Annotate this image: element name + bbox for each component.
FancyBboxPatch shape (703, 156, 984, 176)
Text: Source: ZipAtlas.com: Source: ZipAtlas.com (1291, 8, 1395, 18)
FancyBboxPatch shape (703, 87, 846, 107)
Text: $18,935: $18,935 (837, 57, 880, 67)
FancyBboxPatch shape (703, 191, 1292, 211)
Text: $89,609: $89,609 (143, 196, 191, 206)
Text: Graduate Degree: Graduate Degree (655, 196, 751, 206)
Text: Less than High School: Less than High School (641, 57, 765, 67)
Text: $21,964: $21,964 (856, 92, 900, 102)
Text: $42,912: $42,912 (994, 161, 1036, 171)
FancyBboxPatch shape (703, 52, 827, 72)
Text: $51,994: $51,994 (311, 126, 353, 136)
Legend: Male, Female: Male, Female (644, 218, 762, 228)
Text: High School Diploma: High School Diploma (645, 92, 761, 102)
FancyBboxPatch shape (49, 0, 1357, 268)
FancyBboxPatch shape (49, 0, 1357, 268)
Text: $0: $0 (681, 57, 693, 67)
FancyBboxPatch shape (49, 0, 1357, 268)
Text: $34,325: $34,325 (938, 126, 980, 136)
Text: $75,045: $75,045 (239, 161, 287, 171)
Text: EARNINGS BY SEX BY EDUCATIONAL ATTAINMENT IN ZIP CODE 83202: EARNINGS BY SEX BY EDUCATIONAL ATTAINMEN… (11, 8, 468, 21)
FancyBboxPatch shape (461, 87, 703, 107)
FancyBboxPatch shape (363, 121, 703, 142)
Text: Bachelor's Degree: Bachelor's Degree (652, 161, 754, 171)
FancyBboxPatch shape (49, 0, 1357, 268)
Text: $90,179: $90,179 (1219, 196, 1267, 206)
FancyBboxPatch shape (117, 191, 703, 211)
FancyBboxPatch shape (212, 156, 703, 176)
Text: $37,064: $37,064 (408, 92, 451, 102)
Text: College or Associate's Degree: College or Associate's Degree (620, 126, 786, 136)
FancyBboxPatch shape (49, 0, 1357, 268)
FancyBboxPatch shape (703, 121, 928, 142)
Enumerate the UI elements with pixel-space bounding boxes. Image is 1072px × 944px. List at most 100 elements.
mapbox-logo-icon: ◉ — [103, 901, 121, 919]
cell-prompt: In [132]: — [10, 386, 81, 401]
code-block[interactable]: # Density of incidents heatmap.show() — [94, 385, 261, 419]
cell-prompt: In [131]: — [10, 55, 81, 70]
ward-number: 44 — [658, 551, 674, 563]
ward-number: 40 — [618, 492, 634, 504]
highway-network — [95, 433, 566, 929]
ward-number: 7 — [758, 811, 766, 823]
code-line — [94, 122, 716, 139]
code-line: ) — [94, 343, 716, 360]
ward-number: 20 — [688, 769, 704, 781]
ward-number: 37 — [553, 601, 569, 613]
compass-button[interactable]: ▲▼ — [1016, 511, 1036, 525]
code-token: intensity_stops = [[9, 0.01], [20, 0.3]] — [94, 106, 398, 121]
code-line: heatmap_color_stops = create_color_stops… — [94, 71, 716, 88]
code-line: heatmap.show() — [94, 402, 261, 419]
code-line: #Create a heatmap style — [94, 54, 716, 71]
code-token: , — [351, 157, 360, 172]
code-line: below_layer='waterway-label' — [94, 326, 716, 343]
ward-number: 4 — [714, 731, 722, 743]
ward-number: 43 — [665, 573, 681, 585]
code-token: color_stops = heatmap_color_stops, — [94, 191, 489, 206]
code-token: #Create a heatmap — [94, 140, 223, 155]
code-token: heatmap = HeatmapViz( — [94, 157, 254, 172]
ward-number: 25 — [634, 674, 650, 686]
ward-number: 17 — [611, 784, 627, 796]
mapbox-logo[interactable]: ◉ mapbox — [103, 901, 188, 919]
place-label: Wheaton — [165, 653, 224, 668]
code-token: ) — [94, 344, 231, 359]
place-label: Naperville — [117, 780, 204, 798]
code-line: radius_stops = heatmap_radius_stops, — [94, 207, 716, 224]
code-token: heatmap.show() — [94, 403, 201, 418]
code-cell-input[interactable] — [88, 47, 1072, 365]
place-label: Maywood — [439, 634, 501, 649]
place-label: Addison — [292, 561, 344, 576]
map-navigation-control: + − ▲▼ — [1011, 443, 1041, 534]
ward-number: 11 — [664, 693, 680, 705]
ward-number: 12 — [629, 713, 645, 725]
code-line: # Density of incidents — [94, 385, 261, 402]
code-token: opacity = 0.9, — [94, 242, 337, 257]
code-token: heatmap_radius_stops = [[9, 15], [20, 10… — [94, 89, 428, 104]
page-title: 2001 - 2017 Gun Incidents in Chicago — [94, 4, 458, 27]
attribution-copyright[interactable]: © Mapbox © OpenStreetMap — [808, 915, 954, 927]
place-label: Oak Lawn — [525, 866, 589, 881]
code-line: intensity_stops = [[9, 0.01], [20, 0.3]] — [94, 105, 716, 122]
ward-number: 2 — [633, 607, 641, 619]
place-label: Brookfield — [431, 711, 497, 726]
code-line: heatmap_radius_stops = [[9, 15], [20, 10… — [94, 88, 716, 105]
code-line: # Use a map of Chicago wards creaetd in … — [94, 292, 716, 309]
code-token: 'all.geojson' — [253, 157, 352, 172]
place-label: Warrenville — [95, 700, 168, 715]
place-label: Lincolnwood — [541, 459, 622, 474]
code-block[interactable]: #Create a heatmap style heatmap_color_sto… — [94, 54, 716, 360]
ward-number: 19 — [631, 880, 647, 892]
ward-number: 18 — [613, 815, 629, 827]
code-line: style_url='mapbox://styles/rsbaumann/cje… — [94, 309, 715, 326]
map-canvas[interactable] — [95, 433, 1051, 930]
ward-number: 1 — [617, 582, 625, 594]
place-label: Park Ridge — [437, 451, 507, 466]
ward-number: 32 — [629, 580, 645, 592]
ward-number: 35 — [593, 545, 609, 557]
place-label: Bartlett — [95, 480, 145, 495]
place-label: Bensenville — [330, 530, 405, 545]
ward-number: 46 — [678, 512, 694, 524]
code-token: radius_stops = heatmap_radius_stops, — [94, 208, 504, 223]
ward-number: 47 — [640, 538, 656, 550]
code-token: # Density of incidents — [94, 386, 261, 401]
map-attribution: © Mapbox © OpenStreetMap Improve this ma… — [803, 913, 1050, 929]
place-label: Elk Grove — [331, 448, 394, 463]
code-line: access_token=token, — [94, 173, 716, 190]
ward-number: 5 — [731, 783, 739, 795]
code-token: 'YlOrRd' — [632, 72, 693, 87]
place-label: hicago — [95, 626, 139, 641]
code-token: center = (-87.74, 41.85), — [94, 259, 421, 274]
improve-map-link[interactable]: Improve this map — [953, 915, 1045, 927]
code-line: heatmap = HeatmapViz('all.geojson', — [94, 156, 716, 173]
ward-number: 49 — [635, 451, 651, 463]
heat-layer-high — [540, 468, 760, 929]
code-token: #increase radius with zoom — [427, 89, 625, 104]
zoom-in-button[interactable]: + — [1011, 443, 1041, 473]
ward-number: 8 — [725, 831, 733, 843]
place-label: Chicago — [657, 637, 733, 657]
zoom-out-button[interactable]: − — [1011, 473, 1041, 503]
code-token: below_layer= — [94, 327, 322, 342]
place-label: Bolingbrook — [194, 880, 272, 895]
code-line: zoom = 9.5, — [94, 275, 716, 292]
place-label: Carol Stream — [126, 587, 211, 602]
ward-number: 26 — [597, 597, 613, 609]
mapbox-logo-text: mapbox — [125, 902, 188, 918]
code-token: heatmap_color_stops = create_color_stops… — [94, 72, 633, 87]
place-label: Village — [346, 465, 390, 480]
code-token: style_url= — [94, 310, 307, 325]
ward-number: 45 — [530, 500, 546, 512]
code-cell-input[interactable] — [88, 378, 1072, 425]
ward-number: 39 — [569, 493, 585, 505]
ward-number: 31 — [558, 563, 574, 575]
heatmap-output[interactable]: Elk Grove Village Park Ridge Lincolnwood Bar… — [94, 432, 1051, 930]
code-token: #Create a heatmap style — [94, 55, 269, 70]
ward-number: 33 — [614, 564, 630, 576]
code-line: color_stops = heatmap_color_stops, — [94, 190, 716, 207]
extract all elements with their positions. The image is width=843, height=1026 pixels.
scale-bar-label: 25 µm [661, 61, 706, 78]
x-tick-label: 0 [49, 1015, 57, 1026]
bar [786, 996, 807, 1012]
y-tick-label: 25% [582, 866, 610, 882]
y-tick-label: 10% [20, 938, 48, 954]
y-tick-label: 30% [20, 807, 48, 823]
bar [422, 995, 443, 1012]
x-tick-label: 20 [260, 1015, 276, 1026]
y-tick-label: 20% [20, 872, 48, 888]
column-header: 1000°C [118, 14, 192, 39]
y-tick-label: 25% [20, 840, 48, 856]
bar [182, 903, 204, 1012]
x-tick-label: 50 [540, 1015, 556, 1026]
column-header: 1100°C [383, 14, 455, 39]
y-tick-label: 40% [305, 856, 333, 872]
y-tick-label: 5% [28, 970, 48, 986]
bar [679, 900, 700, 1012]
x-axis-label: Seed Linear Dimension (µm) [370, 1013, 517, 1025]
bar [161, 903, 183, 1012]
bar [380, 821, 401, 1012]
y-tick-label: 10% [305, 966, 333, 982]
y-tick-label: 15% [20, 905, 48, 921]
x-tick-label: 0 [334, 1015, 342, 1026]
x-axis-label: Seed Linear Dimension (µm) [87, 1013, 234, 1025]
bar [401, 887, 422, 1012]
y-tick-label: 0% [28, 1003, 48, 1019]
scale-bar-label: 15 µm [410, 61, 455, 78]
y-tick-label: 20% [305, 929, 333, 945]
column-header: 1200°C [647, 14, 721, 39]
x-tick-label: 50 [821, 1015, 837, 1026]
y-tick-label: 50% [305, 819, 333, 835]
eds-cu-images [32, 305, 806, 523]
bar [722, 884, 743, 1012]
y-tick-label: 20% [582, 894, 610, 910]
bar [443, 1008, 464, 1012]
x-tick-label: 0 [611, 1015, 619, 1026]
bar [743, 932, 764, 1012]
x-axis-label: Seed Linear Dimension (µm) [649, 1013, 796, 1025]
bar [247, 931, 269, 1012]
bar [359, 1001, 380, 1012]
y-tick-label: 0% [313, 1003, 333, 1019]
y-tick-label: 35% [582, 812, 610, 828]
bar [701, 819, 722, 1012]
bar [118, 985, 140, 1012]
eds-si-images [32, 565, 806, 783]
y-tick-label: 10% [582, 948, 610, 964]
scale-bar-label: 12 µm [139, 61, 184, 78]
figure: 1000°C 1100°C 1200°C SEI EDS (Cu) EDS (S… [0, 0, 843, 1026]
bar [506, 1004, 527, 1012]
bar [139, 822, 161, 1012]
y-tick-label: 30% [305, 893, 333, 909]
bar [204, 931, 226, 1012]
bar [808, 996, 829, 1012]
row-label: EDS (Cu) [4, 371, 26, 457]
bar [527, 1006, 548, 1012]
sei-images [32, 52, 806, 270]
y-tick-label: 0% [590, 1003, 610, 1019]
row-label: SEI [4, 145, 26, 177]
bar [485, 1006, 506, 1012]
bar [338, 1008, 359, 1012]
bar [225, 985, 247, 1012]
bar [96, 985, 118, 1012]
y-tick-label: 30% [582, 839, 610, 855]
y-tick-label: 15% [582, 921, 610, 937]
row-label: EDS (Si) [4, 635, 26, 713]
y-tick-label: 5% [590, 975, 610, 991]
═══
» Requirements: Rewrite the rows from the first one through the row containing "Text: Less than", inclusive, swapping "shape" for "box" and leaving everything else unchanged.

» Worked answer:
Annotate this image: element name + bbox for each component.
FancyBboxPatch box (703, 156, 984, 176)
Text: Source: ZipAtlas.com: Source: ZipAtlas.com (1291, 8, 1395, 18)
FancyBboxPatch box (703, 87, 846, 107)
Text: $18,935: $18,935 (837, 57, 880, 67)
FancyBboxPatch box (703, 191, 1292, 211)
Text: $89,609: $89,609 (143, 196, 191, 206)
Text: Graduate Degree: Graduate Degree (655, 196, 751, 206)
Text: Less than High School: Less than High School (641, 57, 765, 67)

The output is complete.